- _WHAT YOU WILL DO_: From the entries below, list each line with "XAUUSD".

- _PROVIDED DATA_:
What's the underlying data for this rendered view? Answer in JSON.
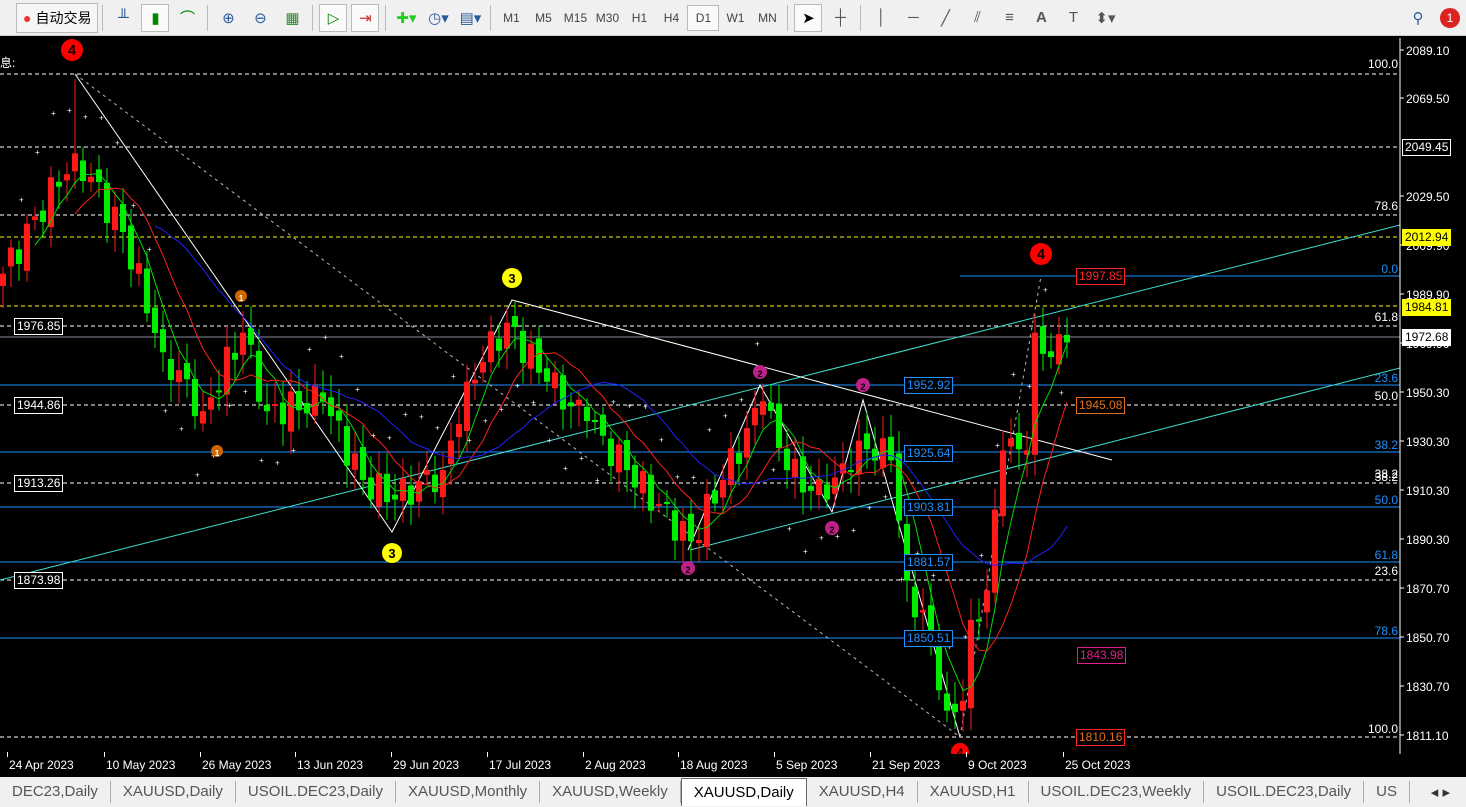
{
  "toolbar": {
    "auto_trade": "自动交易",
    "timeframes": [
      "M1",
      "M5",
      "M15",
      "M30",
      "H1",
      "H4",
      "D1",
      "W1",
      "MN"
    ],
    "active_timeframe": "D1",
    "notification_count": "1"
  },
  "chart": {
    "symbol": "XAUUSD",
    "period": "Daily",
    "corner_text": "息:",
    "price_axis": [
      "2089.10",
      "2069.50",
      "2029.50",
      "2009.90",
      "1989.90",
      "1969.90",
      "1950.30",
      "1930.30",
      "1910.30",
      "1890.30",
      "1870.70",
      "1850.70",
      "1830.70",
      "1811.10"
    ],
    "axis_markers": [
      {
        "v": "2049.45",
        "type": "white"
      },
      {
        "v": "2012.94",
        "type": "yellow"
      },
      {
        "v": "1984.81",
        "type": "yellow"
      },
      {
        "v": "1972.68",
        "type": "white"
      }
    ],
    "left_labels": [
      "1976.85",
      "1944.86",
      "1913.26",
      "1873.98"
    ],
    "fib_white_levels": [
      "100.0",
      "78.6",
      "61.8",
      "50.0",
      "38.2",
      "23.6",
      "100.0"
    ],
    "fib_blue_levels": [
      "0.0",
      "23.6",
      "38.2",
      "50.0",
      "61.8",
      "78.6"
    ],
    "fib_blue_prices": [
      "1952.92",
      "1925.64",
      "1903.81",
      "1881.57",
      "1850.51"
    ],
    "boxes": {
      "top": "1997.85",
      "orange": "1945.08",
      "magenta": "1843.98",
      "bottom": "1810.16"
    },
    "wave_labels": [
      "4",
      "4",
      "4",
      "3",
      "3",
      "1",
      "1",
      "2",
      "2",
      "2",
      "2"
    ]
  },
  "dates": [
    "24 Apr 2023",
    "10 May 2023",
    "26 May 2023",
    "13 Jun 2023",
    "29 Jun 2023",
    "17 Jul 2023",
    "2 Aug 2023",
    "18 Aug 2023",
    "5 Sep 2023",
    "21 Sep 2023",
    "9 Oct 2023",
    "25 Oct 2023"
  ],
  "tabs": [
    "DEC23,Daily",
    "XAUUSD,Daily",
    "USOIL.DEC23,Daily",
    "XAUUSD,Monthly",
    "XAUUSD,Weekly",
    "XAUUSD,Daily",
    "XAUUSD,H4",
    "XAUUSD,H1",
    "USOIL.DEC23,Weekly",
    "USOIL.DEC23,Daily",
    "US"
  ],
  "active_tab": 5,
  "colors": {
    "bull": "#ff1a1a",
    "bear": "#00ee00",
    "fib": "#1e90ff",
    "trend": "#40e0d0",
    "yellow": "#ffff00"
  },
  "chart_data": {
    "type": "candlestick",
    "x_unit": "bar index",
    "ylim": [
      1811.1,
      2089.1
    ],
    "keypoints": [
      [
        0,
        1999
      ],
      [
        9,
        2048
      ],
      [
        15,
        2016
      ],
      [
        20,
        1967
      ],
      [
        25,
        1943
      ],
      [
        30,
        1975
      ],
      [
        33,
        1943
      ],
      [
        40,
        1947
      ],
      [
        45,
        1915
      ],
      [
        49,
        1907
      ],
      [
        55,
        1919
      ],
      [
        58,
        1955
      ],
      [
        63,
        1979
      ],
      [
        68,
        1955
      ],
      [
        73,
        1939
      ],
      [
        78,
        1919
      ],
      [
        86,
        1890
      ],
      [
        90,
        1915
      ],
      [
        95,
        1947
      ],
      [
        98,
        1919
      ],
      [
        103,
        1907
      ],
      [
        107,
        1931
      ],
      [
        111,
        1923
      ],
      [
        113,
        1874
      ],
      [
        116,
        1850
      ],
      [
        118,
        1821
      ],
      [
        120,
        1825
      ],
      [
        121,
        1858
      ],
      [
        123,
        1870
      ],
      [
        125,
        1927
      ],
      [
        128,
        1927
      ],
      [
        129,
        1975
      ],
      [
        131,
        1965
      ],
      [
        133,
        1971
      ]
    ]
  }
}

- _RESULT OF THIS EXERCISE_:
    "symbol": "XAUUSD",
    "XAUUSD,Daily",
    "XAUUSD,Monthly",
    "XAUUSD,Weekly",
    "XAUUSD,Daily",
    "XAUUSD,H4",
    "XAUUSD,H1",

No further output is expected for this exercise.